Task set:
**1)** From the text on the London Bridge station redevelopment, list each feature that the project's unified site includes operationally.
**2)** According to the text on the London Bridge station redevelopment, in what year were Grimshaw appointed to design the station?
**3)** From the text on the London Bridge station redevelopment, extract the stretch from "The new concourse" through "more here →.".

The new station is designed to accommodate over 90 million passengers per year in a new expansive street level concourse – larger than the football pitch at Wembley stadium - which links two communities in Southwark for the first time since Victorian times.
Operationally the project creates a unified site that includes extended platforms, integrated new street entrances, three new through tracks, fewer terminating platforms and convenient links to onward travel.
Beneath the tracks, a grand street-level space that humanises journeys through its naturally lit concourse filtered through voids in the platforms above, flanked by timber lined soffits providing visual softness and warmth to the space.
The station has a rich history, it was the first railway station built in the capital in 1836. Our project incorporates its layers of history by adaptively reusing spaces where we can and only creating new ones when we can’t.
The new concourse cut through the existing brick viaducts is connected to the Underground station by the shop lined Western Arcade, historically a site of an market when the station was first built. This link has been extended to over three times its original length with board marked concrete quadripartite arches inspired by the original brick arches whilst referencing the rich brutalist heritage of the South Bank.
London Bridge station has been nominated for the RIBA Stirling Prize. Read more here →.
The RIBA jury said of the project: "This nationally significant infrastructure project delivers connectivity across a significant area of England, from the Norfolk coast to the South coast."
The upper-level terminus concourse is part of The Shard development, creating convenient links to the bus station and taxi rank.
The concourse is one of the largest in Europe.
The dynamic canopy ribbons ripple to allow natural light into the concourse below, these eyebrows also denote the centre of the concourse below, creating a clear identity for the station. From above the station reveals that it is as long as the Shard is tall, together they form a complementary urban sculpture and a symbol of the revival of that part of south London.
We always make the analogy that it's like open heart surgery, because we had to rebuild the station whilst millions of passengers still flowing through it.
Mark Middleton, Partner, Grimshaw
The redevelopment of the station, began with a consented master plan by TP Bennett and Alan Baxter associates in 2000, Grimshaw were appointed in 2010 to design a world class station befitting its location and status. Construction began in 2012 and the station was opened in 2018 transformed without disruption to usual station operations.

Information supplied:
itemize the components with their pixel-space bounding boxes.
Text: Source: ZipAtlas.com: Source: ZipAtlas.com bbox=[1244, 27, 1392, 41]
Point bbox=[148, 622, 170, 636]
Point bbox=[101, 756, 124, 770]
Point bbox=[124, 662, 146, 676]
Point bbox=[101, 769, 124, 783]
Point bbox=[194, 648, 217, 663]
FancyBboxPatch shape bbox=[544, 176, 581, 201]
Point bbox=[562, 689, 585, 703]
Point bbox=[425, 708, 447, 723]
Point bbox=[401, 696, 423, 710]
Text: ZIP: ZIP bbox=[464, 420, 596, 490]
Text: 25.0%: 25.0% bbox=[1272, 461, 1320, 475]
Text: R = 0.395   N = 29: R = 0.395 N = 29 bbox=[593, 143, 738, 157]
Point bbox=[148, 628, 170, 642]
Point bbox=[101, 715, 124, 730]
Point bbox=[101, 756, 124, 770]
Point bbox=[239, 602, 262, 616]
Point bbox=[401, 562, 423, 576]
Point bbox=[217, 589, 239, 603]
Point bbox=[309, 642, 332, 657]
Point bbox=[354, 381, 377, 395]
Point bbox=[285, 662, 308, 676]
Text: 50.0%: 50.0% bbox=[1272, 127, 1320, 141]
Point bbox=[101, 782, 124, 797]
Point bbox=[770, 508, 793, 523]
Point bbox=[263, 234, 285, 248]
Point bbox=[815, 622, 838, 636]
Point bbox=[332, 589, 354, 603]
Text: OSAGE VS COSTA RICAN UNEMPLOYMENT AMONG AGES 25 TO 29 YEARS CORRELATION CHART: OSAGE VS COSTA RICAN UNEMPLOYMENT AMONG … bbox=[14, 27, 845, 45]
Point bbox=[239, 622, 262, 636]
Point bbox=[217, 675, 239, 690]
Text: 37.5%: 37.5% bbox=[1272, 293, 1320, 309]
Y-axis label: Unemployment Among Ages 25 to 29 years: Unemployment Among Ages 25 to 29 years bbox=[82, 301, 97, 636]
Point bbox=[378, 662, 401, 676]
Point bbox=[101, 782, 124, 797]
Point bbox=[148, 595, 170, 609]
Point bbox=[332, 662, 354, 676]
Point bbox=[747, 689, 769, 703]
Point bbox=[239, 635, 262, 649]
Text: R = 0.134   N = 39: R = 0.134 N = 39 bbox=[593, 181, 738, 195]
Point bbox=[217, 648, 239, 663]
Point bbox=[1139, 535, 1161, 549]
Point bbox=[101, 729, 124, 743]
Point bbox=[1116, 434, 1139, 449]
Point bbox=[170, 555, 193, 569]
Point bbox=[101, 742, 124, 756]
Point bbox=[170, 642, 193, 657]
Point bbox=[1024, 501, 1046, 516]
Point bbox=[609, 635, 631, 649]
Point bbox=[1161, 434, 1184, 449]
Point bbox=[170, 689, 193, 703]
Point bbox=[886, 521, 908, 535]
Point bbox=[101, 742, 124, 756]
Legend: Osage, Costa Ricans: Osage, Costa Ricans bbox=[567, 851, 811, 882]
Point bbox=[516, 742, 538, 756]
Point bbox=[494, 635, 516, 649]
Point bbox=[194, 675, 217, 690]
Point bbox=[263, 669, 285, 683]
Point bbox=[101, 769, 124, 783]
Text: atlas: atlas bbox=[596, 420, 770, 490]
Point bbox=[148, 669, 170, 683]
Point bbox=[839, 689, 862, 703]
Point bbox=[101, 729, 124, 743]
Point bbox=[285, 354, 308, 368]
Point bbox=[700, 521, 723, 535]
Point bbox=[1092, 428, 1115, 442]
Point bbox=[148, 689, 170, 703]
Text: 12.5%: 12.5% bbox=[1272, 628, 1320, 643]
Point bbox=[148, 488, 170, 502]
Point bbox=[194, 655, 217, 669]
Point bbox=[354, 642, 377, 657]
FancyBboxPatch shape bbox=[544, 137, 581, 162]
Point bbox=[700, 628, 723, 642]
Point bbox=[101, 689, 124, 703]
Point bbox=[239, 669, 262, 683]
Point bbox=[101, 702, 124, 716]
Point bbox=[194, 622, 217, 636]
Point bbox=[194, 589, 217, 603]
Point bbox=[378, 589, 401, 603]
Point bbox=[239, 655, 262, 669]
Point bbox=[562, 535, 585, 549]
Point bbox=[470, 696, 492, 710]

Task solutions:
**1)**
- Extended platforms
- Integrated new street entrances
- Three new through tracks
- Fewer terminating platforms
- Convenient links to onward travel

**2)** Grimshaw were appointed in 2010.

**3)**
The new concourse cut through the existing brick viaducts is connected to the Underground station by the shop lined Western Arcade, historically a site of an market when the station was first built. This link has been extended to over three times its original length with board marked concrete quadripartite arches inspired by the original brick arches whilst referencing the rich brutalist heritage of the South Bank.
London Bridge station has been nominated for the RIBA Stirling Prize. Read more here →.